***** RECORDS PROVIDED *****

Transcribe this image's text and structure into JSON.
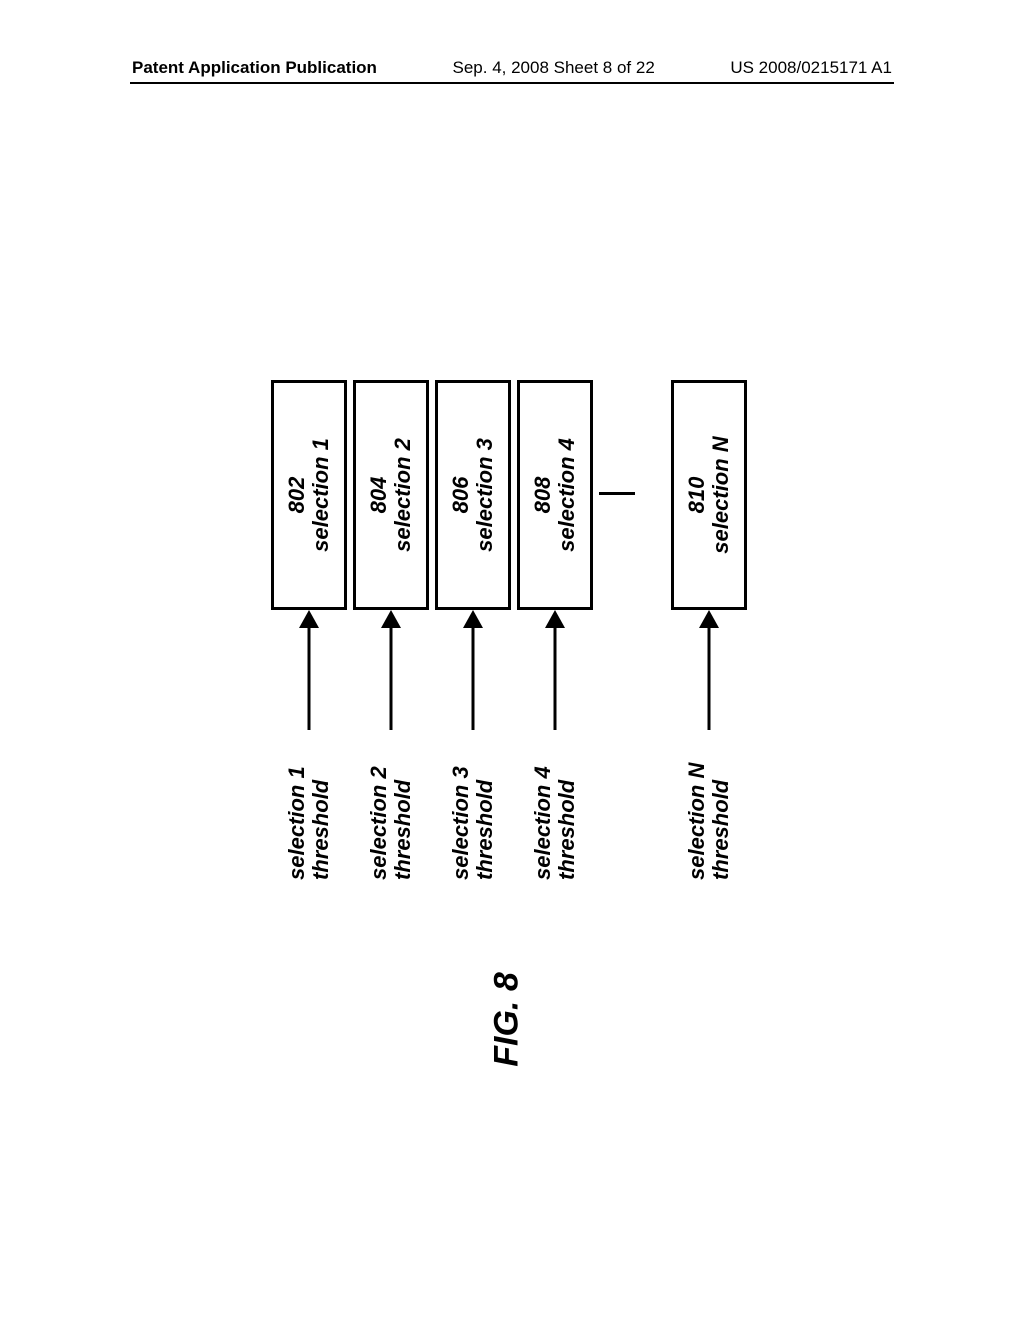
{
  "header": {
    "left": "Patent Application Publication",
    "mid": "Sep. 4, 2008  Sheet 8 of 22",
    "right": "US 2008/0215171 A1"
  },
  "figure": {
    "label": "FIG. 8",
    "rows": [
      {
        "threshold_line1": "selection 1",
        "threshold_line2": "threshold",
        "box_id": "802",
        "box_label": "selection 1"
      },
      {
        "threshold_line1": "selection 2",
        "threshold_line2": "threshold",
        "box_id": "804",
        "box_label": "selection 2"
      },
      {
        "threshold_line1": "selection 3",
        "threshold_line2": "threshold",
        "box_id": "806",
        "box_label": "selection 3"
      },
      {
        "threshold_line1": "selection 4",
        "threshold_line2": "threshold",
        "box_id": "808",
        "box_label": "selection 4"
      },
      {
        "threshold_line1": "selection N",
        "threshold_line2": "threshold",
        "box_id": "810",
        "box_label": "selection N"
      }
    ]
  },
  "style": {
    "box_border": "#000000",
    "box_border_width": 3,
    "arrow_color": "#000000",
    "font_family": "Arial",
    "threshold_fontsize": 22,
    "box_fontsize": 22,
    "figlabel_fontsize": 34,
    "background": "#ffffff"
  }
}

*****

AIM OF THE TASK: Drop the pictures and reproduce the rest of the entries above exactly.

THE RESULT:
Transcribe this image's text and structure into JSON.
{
  "header": {
    "left": "Patent Application Publication",
    "mid": "Sep. 4, 2008  Sheet 8 of 22",
    "right": "US 2008/0215171 A1"
  },
  "figure": {
    "label": "FIG. 8",
    "rows": [
      {
        "threshold_line1": "selection 1",
        "threshold_line2": "threshold",
        "box_id": "802",
        "box_label": "selection 1"
      },
      {
        "threshold_line1": "selection 2",
        "threshold_line2": "threshold",
        "box_id": "804",
        "box_label": "selection 2"
      },
      {
        "threshold_line1": "selection 3",
        "threshold_line2": "threshold",
        "box_id": "806",
        "box_label": "selection 3"
      },
      {
        "threshold_line1": "selection 4",
        "threshold_line2": "threshold",
        "box_id": "808",
        "box_label": "selection 4"
      },
      {
        "threshold_line1": "selection N",
        "threshold_line2": "threshold",
        "box_id": "810",
        "box_label": "selection N"
      }
    ]
  },
  "style": {
    "box_border": "#000000",
    "box_border_width": 3,
    "arrow_color": "#000000",
    "font_family": "Arial",
    "threshold_fontsize": 22,
    "box_fontsize": 22,
    "figlabel_fontsize": 34,
    "background": "#ffffff"
  }
}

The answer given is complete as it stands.